Count the lines in the data below where the string "并回答下列问题" occurs, please, and give the number alone.

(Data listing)
==============================

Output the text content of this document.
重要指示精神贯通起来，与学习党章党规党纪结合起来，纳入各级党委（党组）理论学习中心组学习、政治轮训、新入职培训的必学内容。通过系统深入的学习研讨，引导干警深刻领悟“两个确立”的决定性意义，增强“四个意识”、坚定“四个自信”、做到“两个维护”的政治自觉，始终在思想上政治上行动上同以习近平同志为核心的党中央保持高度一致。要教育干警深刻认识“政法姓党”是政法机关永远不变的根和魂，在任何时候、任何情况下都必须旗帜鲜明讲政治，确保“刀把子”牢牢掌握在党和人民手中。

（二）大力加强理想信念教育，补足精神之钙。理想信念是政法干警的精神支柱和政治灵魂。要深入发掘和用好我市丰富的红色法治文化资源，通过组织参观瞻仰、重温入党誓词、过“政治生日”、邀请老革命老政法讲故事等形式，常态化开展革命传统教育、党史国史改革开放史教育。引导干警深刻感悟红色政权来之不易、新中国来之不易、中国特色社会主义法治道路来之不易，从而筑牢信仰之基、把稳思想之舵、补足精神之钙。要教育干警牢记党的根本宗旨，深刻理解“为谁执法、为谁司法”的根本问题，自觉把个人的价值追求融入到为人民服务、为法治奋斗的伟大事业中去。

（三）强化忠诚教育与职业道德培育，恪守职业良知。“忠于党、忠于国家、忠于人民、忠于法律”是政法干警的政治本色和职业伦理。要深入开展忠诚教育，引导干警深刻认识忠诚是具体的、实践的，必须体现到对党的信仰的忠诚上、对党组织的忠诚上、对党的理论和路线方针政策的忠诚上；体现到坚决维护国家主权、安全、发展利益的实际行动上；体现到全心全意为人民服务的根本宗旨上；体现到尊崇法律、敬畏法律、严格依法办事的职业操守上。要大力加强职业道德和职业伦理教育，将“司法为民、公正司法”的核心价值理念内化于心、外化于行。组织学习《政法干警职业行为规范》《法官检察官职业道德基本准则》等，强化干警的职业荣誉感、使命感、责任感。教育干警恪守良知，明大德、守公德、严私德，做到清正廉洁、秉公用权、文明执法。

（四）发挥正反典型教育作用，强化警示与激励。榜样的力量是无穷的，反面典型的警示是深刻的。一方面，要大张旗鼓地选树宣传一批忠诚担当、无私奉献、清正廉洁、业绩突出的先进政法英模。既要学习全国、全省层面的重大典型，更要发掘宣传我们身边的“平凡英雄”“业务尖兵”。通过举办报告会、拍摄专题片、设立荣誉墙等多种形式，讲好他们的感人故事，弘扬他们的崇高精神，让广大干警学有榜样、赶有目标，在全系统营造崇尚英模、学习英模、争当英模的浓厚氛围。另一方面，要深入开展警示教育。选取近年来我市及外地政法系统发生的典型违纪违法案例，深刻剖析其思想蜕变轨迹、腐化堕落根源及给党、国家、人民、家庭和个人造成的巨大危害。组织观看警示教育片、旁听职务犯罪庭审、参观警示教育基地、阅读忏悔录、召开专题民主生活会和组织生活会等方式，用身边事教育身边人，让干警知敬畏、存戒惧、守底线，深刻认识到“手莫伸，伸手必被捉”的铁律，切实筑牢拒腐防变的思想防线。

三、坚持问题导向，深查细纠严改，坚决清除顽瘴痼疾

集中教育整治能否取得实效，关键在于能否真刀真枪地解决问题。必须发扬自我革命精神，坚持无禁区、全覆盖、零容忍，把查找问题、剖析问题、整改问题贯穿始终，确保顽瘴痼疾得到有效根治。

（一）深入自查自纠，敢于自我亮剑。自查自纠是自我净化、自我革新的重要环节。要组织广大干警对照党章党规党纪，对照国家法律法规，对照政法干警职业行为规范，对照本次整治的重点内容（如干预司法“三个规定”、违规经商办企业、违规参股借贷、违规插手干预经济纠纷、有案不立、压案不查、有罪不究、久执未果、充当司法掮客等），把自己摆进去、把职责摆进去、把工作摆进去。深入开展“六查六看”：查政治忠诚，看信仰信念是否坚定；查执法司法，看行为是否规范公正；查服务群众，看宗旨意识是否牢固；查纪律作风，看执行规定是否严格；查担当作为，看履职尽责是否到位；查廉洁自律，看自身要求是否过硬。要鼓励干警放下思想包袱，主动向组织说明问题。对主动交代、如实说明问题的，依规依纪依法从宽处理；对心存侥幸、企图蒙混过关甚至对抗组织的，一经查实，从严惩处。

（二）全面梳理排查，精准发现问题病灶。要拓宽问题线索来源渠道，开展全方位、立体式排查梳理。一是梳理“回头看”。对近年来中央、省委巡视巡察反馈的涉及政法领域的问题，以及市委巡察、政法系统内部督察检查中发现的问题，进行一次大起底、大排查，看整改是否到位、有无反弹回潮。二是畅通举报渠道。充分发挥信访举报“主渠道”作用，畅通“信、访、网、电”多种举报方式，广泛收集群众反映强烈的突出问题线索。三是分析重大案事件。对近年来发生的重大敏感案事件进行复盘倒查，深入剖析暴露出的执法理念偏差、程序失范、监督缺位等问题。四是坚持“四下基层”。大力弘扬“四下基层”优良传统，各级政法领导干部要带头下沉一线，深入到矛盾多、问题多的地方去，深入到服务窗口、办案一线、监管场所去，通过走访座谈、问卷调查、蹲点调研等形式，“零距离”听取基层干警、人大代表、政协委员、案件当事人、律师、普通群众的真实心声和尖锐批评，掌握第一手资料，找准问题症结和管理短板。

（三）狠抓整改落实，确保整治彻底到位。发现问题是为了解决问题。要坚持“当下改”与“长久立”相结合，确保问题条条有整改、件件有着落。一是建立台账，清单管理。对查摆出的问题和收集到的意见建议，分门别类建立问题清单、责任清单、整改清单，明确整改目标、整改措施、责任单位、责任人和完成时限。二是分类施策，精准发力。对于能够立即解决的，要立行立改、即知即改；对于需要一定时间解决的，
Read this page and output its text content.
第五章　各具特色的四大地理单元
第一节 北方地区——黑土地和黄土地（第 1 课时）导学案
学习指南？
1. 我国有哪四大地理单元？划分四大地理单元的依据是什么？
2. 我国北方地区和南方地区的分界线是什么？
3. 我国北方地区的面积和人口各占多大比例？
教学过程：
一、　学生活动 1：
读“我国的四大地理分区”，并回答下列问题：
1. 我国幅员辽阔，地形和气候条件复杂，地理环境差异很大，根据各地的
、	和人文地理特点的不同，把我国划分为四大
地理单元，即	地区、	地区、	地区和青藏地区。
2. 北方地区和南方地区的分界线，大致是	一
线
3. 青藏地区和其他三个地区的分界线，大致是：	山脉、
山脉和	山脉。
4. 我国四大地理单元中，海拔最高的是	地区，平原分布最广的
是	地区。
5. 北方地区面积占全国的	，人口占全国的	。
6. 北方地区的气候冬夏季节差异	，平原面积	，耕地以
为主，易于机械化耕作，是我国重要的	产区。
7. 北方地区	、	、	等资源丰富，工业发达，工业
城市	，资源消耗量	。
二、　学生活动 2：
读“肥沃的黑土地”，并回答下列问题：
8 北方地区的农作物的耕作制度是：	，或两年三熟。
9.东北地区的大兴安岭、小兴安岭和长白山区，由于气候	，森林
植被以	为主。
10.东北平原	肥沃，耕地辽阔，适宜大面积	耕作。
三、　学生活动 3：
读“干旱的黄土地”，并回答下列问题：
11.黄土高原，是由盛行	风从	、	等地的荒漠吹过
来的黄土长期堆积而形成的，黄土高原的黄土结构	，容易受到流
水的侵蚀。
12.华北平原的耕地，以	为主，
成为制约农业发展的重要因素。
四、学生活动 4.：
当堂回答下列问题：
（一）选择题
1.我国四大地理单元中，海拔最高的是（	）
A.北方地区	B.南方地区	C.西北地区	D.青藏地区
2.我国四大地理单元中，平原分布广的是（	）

==============================

§ SOLUTION TO THIS EXERCISE
3